* _WHAT THIS TASK INVOLVES_
Copy out all the records, word for word.

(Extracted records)
— START —
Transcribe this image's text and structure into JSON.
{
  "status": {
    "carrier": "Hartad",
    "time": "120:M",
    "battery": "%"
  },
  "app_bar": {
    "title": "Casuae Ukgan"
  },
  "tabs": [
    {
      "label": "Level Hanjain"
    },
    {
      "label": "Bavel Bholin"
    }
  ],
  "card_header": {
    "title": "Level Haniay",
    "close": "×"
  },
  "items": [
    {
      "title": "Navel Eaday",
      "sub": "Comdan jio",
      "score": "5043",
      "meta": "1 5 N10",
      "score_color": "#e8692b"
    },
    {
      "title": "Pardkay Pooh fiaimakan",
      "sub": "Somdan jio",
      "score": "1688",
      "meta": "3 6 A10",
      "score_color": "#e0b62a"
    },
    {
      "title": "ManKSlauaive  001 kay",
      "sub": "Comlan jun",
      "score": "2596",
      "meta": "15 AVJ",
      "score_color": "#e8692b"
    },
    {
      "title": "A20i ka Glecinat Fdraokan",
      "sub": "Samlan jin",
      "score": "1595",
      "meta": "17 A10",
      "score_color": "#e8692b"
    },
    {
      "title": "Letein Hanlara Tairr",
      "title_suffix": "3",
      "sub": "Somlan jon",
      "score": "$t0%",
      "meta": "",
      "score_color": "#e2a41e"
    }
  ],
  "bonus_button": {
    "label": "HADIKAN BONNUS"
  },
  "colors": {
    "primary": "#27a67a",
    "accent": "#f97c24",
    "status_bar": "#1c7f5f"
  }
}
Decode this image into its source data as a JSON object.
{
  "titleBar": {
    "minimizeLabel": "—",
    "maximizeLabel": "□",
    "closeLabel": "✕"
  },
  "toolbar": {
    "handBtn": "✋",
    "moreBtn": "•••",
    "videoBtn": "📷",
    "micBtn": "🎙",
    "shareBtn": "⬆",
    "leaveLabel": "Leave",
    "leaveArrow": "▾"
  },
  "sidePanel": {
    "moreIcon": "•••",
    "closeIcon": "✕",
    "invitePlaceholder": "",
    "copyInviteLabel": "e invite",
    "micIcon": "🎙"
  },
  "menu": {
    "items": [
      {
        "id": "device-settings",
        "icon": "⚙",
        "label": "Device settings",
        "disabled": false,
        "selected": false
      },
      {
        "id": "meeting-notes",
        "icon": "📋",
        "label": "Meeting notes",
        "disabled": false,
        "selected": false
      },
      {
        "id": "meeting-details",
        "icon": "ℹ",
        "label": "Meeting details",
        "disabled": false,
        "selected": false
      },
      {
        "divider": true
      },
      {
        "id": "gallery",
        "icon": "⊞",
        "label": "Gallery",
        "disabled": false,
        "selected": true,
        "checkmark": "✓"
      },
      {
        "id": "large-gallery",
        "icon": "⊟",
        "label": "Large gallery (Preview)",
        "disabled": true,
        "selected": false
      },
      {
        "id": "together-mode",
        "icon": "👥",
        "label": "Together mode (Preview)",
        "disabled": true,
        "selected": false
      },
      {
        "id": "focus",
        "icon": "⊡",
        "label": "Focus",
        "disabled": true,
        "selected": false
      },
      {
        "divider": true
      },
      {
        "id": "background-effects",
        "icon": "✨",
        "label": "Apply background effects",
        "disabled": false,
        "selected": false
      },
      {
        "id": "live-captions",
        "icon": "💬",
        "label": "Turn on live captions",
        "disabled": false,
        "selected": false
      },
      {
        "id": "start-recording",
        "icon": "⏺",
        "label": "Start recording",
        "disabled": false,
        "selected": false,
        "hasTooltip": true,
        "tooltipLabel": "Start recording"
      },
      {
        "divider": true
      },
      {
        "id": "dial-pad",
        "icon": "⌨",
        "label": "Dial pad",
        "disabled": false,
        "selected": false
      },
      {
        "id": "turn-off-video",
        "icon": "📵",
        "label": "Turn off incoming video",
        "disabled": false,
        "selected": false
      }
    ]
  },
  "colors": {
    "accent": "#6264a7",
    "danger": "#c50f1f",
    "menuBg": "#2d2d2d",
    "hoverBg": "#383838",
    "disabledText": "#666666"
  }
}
— END —
* _SOLUTION TO THE PROBLEM_
Transcribe this image's text and structure into JSON.
{
  "status": {
    "carrier": "Hartad",
    "time": "120:M",
    "battery": "%"
  },
  "app_bar": {
    "title": "Casuae Ukgan"
  },
  "tabs": [
    {
      "label": "Level Hanjain"
    },
    {
      "label": "Bavel Bholin"
    }
  ],
  "card_header": {
    "title": "Level Haniay",
    "close": "×"
  },
  "items": [
    {
      "title": "Navel Eaday",
      "sub": "Comdan jio",
      "score": "5043",
      "meta": "1 5 N10",
      "score_color": "#e8692b"
    },
    {
      "title": "Pardkay Pooh fiaimakan",
      "sub": "Somdan jio",
      "score": "1688",
      "meta": "3 6 A10",
      "score_color": "#e0b62a"
    },
    {
      "title": "ManKSlauaive  001 kay",
      "sub": "Comlan jun",
      "score": "2596",
      "meta": "15 AVJ",
      "score_color": "#e8692b"
    },
    {
      "title": "A20i ka Glecinat Fdraokan",
      "sub": "Samlan jin",
      "score": "1595",
      "meta": "17 A10",
      "score_color": "#e8692b"
    },
    {
      "title": "Letein Hanlara Tairr",
      "title_suffix": "3",
      "sub": "Somlan jon",
      "score": "$t0%",
      "meta": "",
      "score_color": "#e2a41e"
    }
  ],
  "bonus_button": {
    "label": "HADIKAN BONNUS"
  },
  "colors": {
    "primary": "#27a67a",
    "accent": "#f97c24",
    "status_bar": "#1c7f5f"
  }
}
Decode this image into its source data as a JSON object.
{
  "titleBar": {
    "minimizeLabel": "—",
    "maximizeLabel": "□",
    "closeLabel": "✕"
  },
  "toolbar": {
    "handBtn": "✋",
    "moreBtn": "•••",
    "videoBtn": "📷",
    "micBtn": "🎙",
    "shareBtn": "⬆",
    "leaveLabel": "Leave",
    "leaveArrow": "▾"
  },
  "sidePanel": {
    "moreIcon": "•••",
    "closeIcon": "✕",
    "invitePlaceholder": "",
    "copyInviteLabel": "e invite",
    "micIcon": "🎙"
  },
  "menu": {
    "items": [
      {
        "id": "device-settings",
        "icon": "⚙",
        "label": "Device settings",
        "disabled": false,
        "selected": false
      },
      {
        "id": "meeting-notes",
        "icon": "📋",
        "label": "Meeting notes",
        "disabled": false,
        "selected": false
      },
      {
        "id": "meeting-details",
        "icon": "ℹ",
        "label": "Meeting details",
        "disabled": false,
        "selected": false
      },
      {
        "divider": true
      },
      {
        "id": "gallery",
        "icon": "⊞",
        "label": "Gallery",
        "disabled": false,
        "selected": true,
        "checkmark": "✓"
      },
      {
        "id": "large-gallery",
        "icon": "⊟",
        "label": "Large gallery (Preview)",
        "disabled": true,
        "selected": false
      },
      {
        "id": "together-mode",
        "icon": "👥",
        "label": "Together mode (Preview)",
        "disabled": true,
        "selected": false
      },
      {
        "id": "focus",
        "icon": "⊡",
        "label": "Focus",
        "disabled": true,
        "selected": false
      },
      {
        "divider": true
      },
      {
        "id": "background-effects",
        "icon": "✨",
        "label": "Apply background effects",
        "disabled": false,
        "selected": false
      },
      {
        "id": "live-captions",
        "icon": "💬",
        "label": "Turn on live captions",
        "disabled": false,
        "selected": false
      },
      {
        "id": "start-recording",
        "icon": "⏺",
        "label": "Start recording",
        "disabled": false,
        "selected": false,
        "hasTooltip": true,
        "tooltipLabel": "Start recording"
      },
      {
        "divider": true
      },
      {
        "id": "dial-pad",
        "icon": "⌨",
        "label": "Dial pad",
        "disabled": false,
        "selected": false
      },
      {
        "id": "turn-off-video",
        "icon": "📵",
        "label": "Turn off incoming video",
        "disabled": false,
        "selected": false
      }
    ]
  },
  "colors": {
    "accent": "#6264a7",
    "danger": "#c50f1f",
    "menuBg": "#2d2d2d",
    "hoverBg": "#383838",
    "disabledText": "#666666"
  }
}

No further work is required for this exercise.